**SHORT PROBLEM**: Write the material out again exactly.

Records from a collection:
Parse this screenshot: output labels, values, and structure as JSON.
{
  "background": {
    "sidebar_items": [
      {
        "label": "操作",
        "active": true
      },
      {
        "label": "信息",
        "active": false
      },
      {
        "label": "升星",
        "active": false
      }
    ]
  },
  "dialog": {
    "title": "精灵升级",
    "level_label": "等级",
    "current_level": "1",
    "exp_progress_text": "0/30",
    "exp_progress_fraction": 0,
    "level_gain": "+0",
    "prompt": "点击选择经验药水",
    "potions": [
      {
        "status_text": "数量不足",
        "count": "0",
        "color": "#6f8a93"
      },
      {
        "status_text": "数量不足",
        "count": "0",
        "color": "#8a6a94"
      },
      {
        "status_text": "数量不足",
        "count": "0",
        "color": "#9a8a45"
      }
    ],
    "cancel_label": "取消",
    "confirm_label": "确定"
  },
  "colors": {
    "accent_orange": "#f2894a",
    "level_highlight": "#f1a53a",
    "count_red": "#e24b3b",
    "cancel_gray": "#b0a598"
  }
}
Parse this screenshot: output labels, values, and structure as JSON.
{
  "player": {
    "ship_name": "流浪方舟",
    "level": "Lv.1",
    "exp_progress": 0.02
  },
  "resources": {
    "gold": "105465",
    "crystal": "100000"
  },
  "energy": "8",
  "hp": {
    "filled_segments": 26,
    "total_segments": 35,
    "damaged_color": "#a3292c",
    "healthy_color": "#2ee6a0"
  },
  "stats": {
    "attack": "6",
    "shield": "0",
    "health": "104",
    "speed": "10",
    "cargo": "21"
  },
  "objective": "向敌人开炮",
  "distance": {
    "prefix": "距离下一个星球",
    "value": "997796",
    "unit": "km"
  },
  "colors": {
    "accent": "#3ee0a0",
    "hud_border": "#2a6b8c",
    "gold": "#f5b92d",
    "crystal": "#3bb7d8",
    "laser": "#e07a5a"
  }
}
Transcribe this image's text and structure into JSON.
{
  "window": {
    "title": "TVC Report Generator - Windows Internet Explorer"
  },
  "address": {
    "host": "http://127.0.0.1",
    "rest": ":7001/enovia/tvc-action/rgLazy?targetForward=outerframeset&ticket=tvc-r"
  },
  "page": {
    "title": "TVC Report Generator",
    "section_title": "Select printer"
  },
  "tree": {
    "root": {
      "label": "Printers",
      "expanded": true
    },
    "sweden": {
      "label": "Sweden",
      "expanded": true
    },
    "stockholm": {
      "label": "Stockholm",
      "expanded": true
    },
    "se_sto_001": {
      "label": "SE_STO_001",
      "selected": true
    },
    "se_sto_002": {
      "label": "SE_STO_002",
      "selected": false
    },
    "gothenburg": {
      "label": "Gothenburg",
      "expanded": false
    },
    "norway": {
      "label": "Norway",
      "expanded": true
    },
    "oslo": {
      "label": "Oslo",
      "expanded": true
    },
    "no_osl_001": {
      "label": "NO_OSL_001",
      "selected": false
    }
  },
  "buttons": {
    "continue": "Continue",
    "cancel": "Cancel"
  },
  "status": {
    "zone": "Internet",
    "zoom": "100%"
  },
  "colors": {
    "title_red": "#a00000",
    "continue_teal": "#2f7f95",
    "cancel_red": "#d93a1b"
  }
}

**THE COMPLETED TASK**:
Parse this screenshot: output labels, values, and structure as JSON.
{
  "background": {
    "sidebar_items": [
      {
        "label": "操作",
        "active": true
      },
      {
        "label": "信息",
        "active": false
      },
      {
        "label": "升星",
        "active": false
      }
    ]
  },
  "dialog": {
    "title": "精灵升级",
    "level_label": "等级",
    "current_level": "1",
    "exp_progress_text": "0/30",
    "exp_progress_fraction": 0,
    "level_gain": "+0",
    "prompt": "点击选择经验药水",
    "potions": [
      {
        "status_text": "数量不足",
        "count": "0",
        "color": "#6f8a93"
      },
      {
        "status_text": "数量不足",
        "count": "0",
        "color": "#8a6a94"
      },
      {
        "status_text": "数量不足",
        "count": "0",
        "color": "#9a8a45"
      }
    ],
    "cancel_label": "取消",
    "confirm_label": "确定"
  },
  "colors": {
    "accent_orange": "#f2894a",
    "level_highlight": "#f1a53a",
    "count_red": "#e24b3b",
    "cancel_gray": "#b0a598"
  }
}
Parse this screenshot: output labels, values, and structure as JSON.
{
  "player": {
    "ship_name": "流浪方舟",
    "level": "Lv.1",
    "exp_progress": 0.02
  },
  "resources": {
    "gold": "105465",
    "crystal": "100000"
  },
  "energy": "8",
  "hp": {
    "filled_segments": 26,
    "total_segments": 35,
    "damaged_color": "#a3292c",
    "healthy_color": "#2ee6a0"
  },
  "stats": {
    "attack": "6",
    "shield": "0",
    "health": "104",
    "speed": "10",
    "cargo": "21"
  },
  "objective": "向敌人开炮",
  "distance": {
    "prefix": "距离下一个星球",
    "value": "997796",
    "unit": "km"
  },
  "colors": {
    "accent": "#3ee0a0",
    "hud_border": "#2a6b8c",
    "gold": "#f5b92d",
    "crystal": "#3bb7d8",
    "laser": "#e07a5a"
  }
}
Transcribe this image's text and structure into JSON.
{
  "window": {
    "title": "TVC Report Generator - Windows Internet Explorer"
  },
  "address": {
    "host": "http://127.0.0.1",
    "rest": ":7001/enovia/tvc-action/rgLazy?targetForward=outerframeset&ticket=tvc-r"
  },
  "page": {
    "title": "TVC Report Generator",
    "section_title": "Select printer"
  },
  "tree": {
    "root": {
      "label": "Printers",
      "expanded": true
    },
    "sweden": {
      "label": "Sweden",
      "expanded": true
    },
    "stockholm": {
      "label": "Stockholm",
      "expanded": true
    },
    "se_sto_001": {
      "label": "SE_STO_001",
      "selected": true
    },
    "se_sto_002": {
      "label": "SE_STO_002",
      "selected": false
    },
    "gothenburg": {
      "label": "Gothenburg",
      "expanded": false
    },
    "norway": {
      "label": "Norway",
      "expanded": true
    },
    "oslo": {
      "label": "Oslo",
      "expanded": true
    },
    "no_osl_001": {
      "label": "NO_OSL_001",
      "selected": false
    }
  },
  "buttons": {
    "continue": "Continue",
    "cancel": "Cancel"
  },
  "status": {
    "zone": "Internet",
    "zoom": "100%"
  },
  "colors": {
    "title_red": "#a00000",
    "continue_teal": "#2f7f95",
    "cancel_red": "#d93a1b"
  }
}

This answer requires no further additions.